▸ **Short exercise**
Rewrite the data below, changing every "swirl-arrow" to "curved-arrow" and leaving everything else unchanged.

▸ **The records**
——————————
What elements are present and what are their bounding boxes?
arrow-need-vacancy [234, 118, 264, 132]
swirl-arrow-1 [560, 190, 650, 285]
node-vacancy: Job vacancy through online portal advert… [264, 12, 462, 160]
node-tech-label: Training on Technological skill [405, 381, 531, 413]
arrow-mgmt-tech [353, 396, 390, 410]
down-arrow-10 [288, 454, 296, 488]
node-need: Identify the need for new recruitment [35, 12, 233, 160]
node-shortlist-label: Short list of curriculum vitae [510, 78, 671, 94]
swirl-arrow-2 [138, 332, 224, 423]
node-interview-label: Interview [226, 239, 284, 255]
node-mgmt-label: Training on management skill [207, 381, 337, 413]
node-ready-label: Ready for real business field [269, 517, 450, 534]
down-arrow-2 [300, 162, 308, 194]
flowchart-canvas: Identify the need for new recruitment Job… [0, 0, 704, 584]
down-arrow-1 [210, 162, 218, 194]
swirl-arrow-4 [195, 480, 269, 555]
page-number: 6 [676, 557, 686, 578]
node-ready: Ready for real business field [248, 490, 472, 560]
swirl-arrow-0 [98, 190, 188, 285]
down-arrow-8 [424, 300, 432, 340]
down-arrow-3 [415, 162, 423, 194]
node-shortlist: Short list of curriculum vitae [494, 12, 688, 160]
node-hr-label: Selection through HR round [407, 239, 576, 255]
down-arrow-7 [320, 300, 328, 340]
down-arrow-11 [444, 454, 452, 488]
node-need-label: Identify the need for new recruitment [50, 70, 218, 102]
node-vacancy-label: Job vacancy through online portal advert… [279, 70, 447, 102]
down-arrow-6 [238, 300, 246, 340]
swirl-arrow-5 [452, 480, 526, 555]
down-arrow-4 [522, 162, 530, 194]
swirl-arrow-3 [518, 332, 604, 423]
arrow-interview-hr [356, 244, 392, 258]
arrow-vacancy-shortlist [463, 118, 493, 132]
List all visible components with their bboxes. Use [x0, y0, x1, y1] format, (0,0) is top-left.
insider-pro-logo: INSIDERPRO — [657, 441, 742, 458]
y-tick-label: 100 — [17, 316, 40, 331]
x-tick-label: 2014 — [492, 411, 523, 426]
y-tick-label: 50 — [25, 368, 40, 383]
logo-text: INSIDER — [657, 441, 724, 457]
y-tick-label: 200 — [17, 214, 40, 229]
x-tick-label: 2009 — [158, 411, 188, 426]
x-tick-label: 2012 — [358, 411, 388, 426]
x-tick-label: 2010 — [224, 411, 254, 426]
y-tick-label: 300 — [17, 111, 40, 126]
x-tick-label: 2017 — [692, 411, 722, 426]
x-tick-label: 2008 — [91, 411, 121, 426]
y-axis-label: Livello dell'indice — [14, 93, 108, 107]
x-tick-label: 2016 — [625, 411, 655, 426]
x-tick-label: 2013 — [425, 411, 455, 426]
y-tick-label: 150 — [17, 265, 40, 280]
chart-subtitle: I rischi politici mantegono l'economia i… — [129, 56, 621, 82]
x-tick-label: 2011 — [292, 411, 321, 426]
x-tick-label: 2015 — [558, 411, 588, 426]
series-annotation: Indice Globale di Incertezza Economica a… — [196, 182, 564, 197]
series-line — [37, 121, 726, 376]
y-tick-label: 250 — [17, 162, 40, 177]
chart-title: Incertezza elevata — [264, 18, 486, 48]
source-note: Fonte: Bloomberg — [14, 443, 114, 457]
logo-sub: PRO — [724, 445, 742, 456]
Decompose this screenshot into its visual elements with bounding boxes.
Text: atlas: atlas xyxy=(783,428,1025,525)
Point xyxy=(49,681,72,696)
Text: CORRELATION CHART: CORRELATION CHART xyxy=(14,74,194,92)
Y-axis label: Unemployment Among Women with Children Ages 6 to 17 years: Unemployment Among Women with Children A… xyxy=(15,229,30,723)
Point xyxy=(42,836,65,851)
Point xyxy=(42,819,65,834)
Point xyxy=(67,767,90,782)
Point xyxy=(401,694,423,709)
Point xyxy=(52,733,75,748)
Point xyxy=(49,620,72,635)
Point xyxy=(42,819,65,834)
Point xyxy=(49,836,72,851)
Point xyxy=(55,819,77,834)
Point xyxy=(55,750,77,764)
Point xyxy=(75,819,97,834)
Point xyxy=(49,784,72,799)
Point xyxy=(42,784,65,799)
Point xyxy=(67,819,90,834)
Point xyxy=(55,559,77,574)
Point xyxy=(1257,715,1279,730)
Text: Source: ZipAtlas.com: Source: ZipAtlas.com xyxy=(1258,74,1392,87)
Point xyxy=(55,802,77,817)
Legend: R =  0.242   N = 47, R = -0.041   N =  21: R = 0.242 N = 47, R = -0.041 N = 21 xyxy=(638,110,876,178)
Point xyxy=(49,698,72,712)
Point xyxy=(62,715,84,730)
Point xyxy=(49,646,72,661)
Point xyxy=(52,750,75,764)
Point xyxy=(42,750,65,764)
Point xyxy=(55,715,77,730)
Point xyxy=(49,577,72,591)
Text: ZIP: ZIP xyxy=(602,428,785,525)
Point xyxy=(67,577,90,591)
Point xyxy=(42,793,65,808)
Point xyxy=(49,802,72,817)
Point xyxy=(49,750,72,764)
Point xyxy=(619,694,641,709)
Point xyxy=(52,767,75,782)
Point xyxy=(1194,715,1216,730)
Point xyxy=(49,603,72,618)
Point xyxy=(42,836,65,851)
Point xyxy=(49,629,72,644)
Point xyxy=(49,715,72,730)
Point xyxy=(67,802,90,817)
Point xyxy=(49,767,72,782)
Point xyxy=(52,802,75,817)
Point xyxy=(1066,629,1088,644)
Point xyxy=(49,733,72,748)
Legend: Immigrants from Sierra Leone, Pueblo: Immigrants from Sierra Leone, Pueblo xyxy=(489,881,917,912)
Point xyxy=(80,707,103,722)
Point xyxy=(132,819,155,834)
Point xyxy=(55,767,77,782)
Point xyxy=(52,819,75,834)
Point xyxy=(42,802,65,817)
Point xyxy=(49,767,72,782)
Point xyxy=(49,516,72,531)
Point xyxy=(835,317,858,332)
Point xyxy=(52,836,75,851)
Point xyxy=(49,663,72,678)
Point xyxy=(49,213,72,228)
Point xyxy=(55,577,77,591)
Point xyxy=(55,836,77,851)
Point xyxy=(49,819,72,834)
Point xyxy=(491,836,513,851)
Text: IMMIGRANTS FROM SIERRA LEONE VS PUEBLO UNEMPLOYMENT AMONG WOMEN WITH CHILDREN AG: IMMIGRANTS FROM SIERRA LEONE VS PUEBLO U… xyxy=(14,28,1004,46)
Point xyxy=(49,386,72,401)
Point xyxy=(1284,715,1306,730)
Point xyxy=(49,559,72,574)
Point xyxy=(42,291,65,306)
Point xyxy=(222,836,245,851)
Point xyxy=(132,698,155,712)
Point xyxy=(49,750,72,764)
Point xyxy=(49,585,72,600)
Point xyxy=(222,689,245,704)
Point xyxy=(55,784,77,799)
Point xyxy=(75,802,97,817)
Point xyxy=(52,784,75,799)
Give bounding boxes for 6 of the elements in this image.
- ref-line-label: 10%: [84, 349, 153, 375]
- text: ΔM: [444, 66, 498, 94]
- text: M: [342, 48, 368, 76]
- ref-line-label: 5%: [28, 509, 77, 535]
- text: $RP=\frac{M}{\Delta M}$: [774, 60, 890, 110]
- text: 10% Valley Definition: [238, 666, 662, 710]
——————————
▸ **Answer to this task**
What elements are present and what are their bounding boxes?
arrow-need-vacancy [234, 118, 264, 132]
curved-arrow-1 [560, 190, 650, 285]
node-vacancy: Job vacancy through online portal advert… [264, 12, 462, 160]
node-tech-label: Training on Technological skill [405, 381, 531, 413]
arrow-mgmt-tech [353, 396, 390, 410]
down-arrow-10 [288, 454, 296, 488]
node-need: Identify the need for new recruitment [35, 12, 233, 160]
node-shortlist-label: Short list of curriculum vitae [510, 78, 671, 94]
curved-arrow-2 [138, 332, 224, 423]
node-interview-label: Interview [226, 239, 284, 255]
node-mgmt-label: Training on management skill [207, 381, 337, 413]
node-ready-label: Ready for real business field [269, 517, 450, 534]
down-arrow-2 [300, 162, 308, 194]
flowchart-canvas: Identify the need for new recruitment Job… [0, 0, 704, 584]
down-arrow-1 [210, 162, 218, 194]
curved-arrow-4 [195, 480, 269, 555]
page-number: 6 [676, 557, 686, 578]
node-ready: Ready for real business field [248, 490, 472, 560]
curved-arrow-0 [98, 190, 188, 285]
down-arrow-8 [424, 300, 432, 340]
down-arrow-3 [415, 162, 423, 194]
node-shortlist: Short list of curriculum vitae [494, 12, 688, 160]
node-hr-label: Selection through HR round [407, 239, 576, 255]
down-arrow-7 [320, 300, 328, 340]
down-arrow-11 [444, 454, 452, 488]
node-need-label: Identify the need for new recruitment [50, 70, 218, 102]
node-vacancy-label: Job vacancy through online portal advert… [279, 70, 447, 102]
down-arrow-6 [238, 300, 246, 340]
curved-arrow-5 [452, 480, 526, 555]
down-arrow-4 [522, 162, 530, 194]
curved-arrow-3 [518, 332, 604, 423]
arrow-interview-hr [356, 244, 392, 258]
arrow-vacancy-shortlist [463, 118, 493, 132]
List all visible components with their bboxes. Use [x0, y0, x1, y1] format, (0,0) is top-left.
insider-pro-logo: INSIDERPRO — [657, 441, 742, 458]
y-tick-label: 100 — [17, 316, 40, 331]
x-tick-label: 2014 — [492, 411, 523, 426]
y-tick-label: 50 — [25, 368, 40, 383]
logo-text: INSIDER — [657, 441, 724, 457]
y-tick-label: 200 — [17, 214, 40, 229]
x-tick-label: 2009 — [158, 411, 188, 426]
x-tick-label: 2012 — [358, 411, 388, 426]
x-tick-label: 2010 — [224, 411, 254, 426]
y-tick-label: 300 — [17, 111, 40, 126]
x-tick-label: 2017 — [692, 411, 722, 426]
x-tick-label: 2008 — [91, 411, 121, 426]
y-axis-label: Livello dell'indice — [14, 93, 108, 107]
x-tick-label: 2016 — [625, 411, 655, 426]
x-tick-label: 2013 — [425, 411, 455, 426]
y-tick-label: 150 — [17, 265, 40, 280]
chart-subtitle: I rischi politici mantegono l'economia i… — [129, 56, 621, 82]
x-tick-label: 2011 — [292, 411, 321, 426]
x-tick-label: 2015 — [558, 411, 588, 426]
series-annotation: Indice Globale di Incertezza Economica a… — [196, 182, 564, 197]
series-line — [37, 121, 726, 376]
y-tick-label: 250 — [17, 162, 40, 177]
chart-title: Incertezza elevata — [264, 18, 486, 48]
source-note: Fonte: Bloomberg — [14, 443, 114, 457]
logo-sub: PRO — [724, 445, 742, 456]
Decompose this screenshot into its visual elements with bounding boxes.
Text: atlas: atlas xyxy=(783,428,1025,525)
Point xyxy=(49,681,72,696)
Text: CORRELATION CHART: CORRELATION CHART xyxy=(14,74,194,92)
Y-axis label: Unemployment Among Women with Children Ages 6 to 17 years: Unemployment Among Women with Children A… xyxy=(15,229,30,723)
Point xyxy=(42,836,65,851)
Point xyxy=(42,819,65,834)
Point xyxy=(67,767,90,782)
Point xyxy=(401,694,423,709)
Point xyxy=(52,733,75,748)
Point xyxy=(49,620,72,635)
Point xyxy=(42,819,65,834)
Point xyxy=(49,836,72,851)
Point xyxy=(55,819,77,834)
Point xyxy=(55,750,77,764)
Point xyxy=(75,819,97,834)
Point xyxy=(49,784,72,799)
Point xyxy=(42,784,65,799)
Point xyxy=(67,819,90,834)
Point xyxy=(55,559,77,574)
Point xyxy=(1257,715,1279,730)
Text: Source: ZipAtlas.com: Source: ZipAtlas.com xyxy=(1258,74,1392,87)
Point xyxy=(55,802,77,817)
Legend: R =  0.242   N = 47, R = -0.041   N =  21: R = 0.242 N = 47, R = -0.041 N = 21 xyxy=(638,110,876,178)
Point xyxy=(49,698,72,712)
Point xyxy=(62,715,84,730)
Point xyxy=(49,646,72,661)
Point xyxy=(52,750,75,764)
Point xyxy=(42,750,65,764)
Point xyxy=(55,715,77,730)
Point xyxy=(49,577,72,591)
Text: ZIP: ZIP xyxy=(602,428,785,525)
Point xyxy=(67,577,90,591)
Point xyxy=(42,793,65,808)
Point xyxy=(49,802,72,817)
Point xyxy=(49,750,72,764)
Point xyxy=(619,694,641,709)
Point xyxy=(52,767,75,782)
Point xyxy=(1194,715,1216,730)
Point xyxy=(49,603,72,618)
Point xyxy=(42,836,65,851)
Point xyxy=(49,629,72,644)
Point xyxy=(49,715,72,730)
Point xyxy=(67,802,90,817)
Point xyxy=(49,767,72,782)
Point xyxy=(52,802,75,817)
Point xyxy=(1066,629,1088,644)
Point xyxy=(49,733,72,748)
Legend: Immigrants from Sierra Leone, Pueblo: Immigrants from Sierra Leone, Pueblo xyxy=(489,881,917,912)
Point xyxy=(80,707,103,722)
Point xyxy=(132,819,155,834)
Point xyxy=(55,767,77,782)
Point xyxy=(52,819,75,834)
Point xyxy=(42,802,65,817)
Point xyxy=(49,767,72,782)
Point xyxy=(49,516,72,531)
Point xyxy=(835,317,858,332)
Point xyxy=(52,836,75,851)
Point xyxy=(49,663,72,678)
Point xyxy=(49,213,72,228)
Point xyxy=(55,577,77,591)
Point xyxy=(55,836,77,851)
Point xyxy=(49,819,72,834)
Point xyxy=(491,836,513,851)
Text: IMMIGRANTS FROM SIERRA LEONE VS PUEBLO UNEMPLOYMENT AMONG WOMEN WITH CHILDREN AG: IMMIGRANTS FROM SIERRA LEONE VS PUEBLO U… xyxy=(14,28,1004,46)
Point xyxy=(49,386,72,401)
Point xyxy=(1284,715,1306,730)
Point xyxy=(49,559,72,574)
Point xyxy=(42,291,65,306)
Point xyxy=(222,836,245,851)
Point xyxy=(132,698,155,712)
Point xyxy=(49,750,72,764)
Point xyxy=(49,585,72,600)
Point xyxy=(222,689,245,704)
Point xyxy=(55,784,77,799)
Point xyxy=(75,802,97,817)
Point xyxy=(52,784,75,799)
Give bounding boxes for 6 of the elements in this image.
- ref-line-label: 10%: [84, 349, 153, 375]
- text: ΔM: [444, 66, 498, 94]
- text: M: [342, 48, 368, 76]
- ref-line-label: 5%: [28, 509, 77, 535]
- text: $RP=\frac{M}{\Delta M}$: [774, 60, 890, 110]
- text: 10% Valley Definition: [238, 666, 662, 710]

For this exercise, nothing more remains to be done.